→ **Problem details**
Which lines in the material below contain the word "data"? Copy each of them.

■ ■ ■ ■ ■

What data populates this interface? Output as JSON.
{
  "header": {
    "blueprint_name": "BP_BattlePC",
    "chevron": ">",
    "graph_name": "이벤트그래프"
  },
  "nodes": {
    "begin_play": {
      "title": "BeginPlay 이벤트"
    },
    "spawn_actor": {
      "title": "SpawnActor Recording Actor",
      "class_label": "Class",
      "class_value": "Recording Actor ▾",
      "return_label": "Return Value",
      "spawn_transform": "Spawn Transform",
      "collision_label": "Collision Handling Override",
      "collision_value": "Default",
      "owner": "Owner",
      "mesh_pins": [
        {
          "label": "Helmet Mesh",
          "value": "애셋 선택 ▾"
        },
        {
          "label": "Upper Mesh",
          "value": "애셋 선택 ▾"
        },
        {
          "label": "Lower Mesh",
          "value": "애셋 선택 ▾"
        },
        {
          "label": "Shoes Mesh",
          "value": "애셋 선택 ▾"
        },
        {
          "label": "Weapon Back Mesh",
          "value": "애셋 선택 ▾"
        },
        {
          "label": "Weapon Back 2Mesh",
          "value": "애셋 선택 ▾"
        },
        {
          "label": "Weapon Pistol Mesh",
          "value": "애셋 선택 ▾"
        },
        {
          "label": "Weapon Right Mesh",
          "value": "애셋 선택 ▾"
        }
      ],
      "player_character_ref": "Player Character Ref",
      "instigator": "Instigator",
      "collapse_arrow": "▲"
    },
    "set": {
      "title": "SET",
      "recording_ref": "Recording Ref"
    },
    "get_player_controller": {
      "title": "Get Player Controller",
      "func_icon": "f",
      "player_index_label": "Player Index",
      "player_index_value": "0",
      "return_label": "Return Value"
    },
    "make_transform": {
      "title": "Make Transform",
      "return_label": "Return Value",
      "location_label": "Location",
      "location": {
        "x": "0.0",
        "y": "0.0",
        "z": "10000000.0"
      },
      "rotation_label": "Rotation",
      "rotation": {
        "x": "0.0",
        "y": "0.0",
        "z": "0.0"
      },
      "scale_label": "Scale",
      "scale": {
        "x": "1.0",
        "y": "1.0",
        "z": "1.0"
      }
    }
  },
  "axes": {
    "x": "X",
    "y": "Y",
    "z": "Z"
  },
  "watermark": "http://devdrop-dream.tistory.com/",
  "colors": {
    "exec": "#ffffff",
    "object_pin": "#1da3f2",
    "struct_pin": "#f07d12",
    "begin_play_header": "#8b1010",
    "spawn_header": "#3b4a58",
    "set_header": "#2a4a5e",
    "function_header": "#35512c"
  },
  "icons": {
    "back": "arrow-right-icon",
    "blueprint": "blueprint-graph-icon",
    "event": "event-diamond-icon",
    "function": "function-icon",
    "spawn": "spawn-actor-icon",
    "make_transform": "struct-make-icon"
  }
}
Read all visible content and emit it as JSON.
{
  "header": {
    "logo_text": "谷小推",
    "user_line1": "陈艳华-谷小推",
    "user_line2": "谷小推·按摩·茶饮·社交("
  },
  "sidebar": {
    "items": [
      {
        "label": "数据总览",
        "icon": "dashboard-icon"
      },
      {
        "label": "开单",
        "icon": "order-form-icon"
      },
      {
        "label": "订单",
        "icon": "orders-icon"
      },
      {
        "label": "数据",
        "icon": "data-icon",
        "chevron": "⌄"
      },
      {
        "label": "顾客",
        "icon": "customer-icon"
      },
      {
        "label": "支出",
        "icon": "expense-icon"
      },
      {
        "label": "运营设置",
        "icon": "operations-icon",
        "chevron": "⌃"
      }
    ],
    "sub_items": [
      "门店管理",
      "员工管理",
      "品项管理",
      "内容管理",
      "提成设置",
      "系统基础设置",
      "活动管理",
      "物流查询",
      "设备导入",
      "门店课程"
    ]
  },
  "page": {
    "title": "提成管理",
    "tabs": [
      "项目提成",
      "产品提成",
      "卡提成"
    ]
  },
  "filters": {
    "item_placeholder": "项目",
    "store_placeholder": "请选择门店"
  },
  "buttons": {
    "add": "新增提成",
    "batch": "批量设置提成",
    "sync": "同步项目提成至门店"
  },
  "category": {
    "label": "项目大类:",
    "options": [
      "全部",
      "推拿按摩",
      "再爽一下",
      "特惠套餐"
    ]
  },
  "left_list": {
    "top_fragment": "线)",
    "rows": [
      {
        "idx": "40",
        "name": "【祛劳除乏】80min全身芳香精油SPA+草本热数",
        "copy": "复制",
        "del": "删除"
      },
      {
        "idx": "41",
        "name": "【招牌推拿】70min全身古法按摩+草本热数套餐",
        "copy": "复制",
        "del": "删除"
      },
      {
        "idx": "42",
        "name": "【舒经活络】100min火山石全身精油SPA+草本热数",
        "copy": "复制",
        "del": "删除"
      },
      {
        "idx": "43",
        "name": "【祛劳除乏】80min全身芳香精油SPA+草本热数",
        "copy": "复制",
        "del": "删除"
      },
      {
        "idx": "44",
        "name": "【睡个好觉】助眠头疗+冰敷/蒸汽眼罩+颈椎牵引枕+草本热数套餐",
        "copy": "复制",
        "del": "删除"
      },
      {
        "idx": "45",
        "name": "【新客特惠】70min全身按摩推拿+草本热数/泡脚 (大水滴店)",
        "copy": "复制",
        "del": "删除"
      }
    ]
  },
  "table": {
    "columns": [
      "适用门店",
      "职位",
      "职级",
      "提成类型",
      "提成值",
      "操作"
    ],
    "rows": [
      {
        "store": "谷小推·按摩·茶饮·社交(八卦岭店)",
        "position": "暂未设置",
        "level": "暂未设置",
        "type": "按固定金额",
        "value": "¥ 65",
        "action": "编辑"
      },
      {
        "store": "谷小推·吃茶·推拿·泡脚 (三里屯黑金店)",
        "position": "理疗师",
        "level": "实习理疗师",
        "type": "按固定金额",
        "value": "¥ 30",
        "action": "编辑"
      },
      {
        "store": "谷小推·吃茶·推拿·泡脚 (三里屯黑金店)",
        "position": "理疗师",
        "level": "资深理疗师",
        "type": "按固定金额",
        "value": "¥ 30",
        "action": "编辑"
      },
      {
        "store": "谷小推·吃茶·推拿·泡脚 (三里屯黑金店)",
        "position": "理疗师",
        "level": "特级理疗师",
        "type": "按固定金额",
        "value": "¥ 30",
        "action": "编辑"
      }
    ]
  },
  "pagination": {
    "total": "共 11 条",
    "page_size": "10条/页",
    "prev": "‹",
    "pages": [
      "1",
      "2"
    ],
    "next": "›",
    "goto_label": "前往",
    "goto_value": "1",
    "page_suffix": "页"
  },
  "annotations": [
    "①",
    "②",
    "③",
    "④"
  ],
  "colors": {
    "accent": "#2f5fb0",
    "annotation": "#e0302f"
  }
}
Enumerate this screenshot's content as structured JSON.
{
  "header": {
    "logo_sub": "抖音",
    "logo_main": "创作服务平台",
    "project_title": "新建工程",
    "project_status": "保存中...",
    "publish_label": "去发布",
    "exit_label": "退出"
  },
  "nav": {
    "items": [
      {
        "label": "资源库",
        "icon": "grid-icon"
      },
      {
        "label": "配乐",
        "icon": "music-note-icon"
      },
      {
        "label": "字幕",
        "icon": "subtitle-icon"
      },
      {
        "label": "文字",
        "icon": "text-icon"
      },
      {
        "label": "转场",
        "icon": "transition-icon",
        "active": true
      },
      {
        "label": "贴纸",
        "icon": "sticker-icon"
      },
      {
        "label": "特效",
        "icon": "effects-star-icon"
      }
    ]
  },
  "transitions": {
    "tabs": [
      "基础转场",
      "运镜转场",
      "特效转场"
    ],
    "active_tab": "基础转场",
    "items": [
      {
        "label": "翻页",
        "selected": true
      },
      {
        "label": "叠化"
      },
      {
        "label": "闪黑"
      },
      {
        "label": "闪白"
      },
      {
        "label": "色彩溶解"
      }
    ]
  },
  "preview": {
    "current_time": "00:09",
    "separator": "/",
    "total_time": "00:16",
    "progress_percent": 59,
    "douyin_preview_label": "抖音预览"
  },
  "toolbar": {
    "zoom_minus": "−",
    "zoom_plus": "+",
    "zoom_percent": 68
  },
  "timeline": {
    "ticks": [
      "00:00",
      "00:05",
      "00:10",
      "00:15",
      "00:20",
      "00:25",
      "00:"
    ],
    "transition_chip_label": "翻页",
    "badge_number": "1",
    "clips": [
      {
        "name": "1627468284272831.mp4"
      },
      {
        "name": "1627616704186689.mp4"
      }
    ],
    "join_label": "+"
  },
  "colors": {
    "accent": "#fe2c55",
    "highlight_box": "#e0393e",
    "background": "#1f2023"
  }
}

■ ■ ■ ■ ■

→ **Answer to the task**
What data populates this interface? Output as JSON.
        "icon": "data-icon",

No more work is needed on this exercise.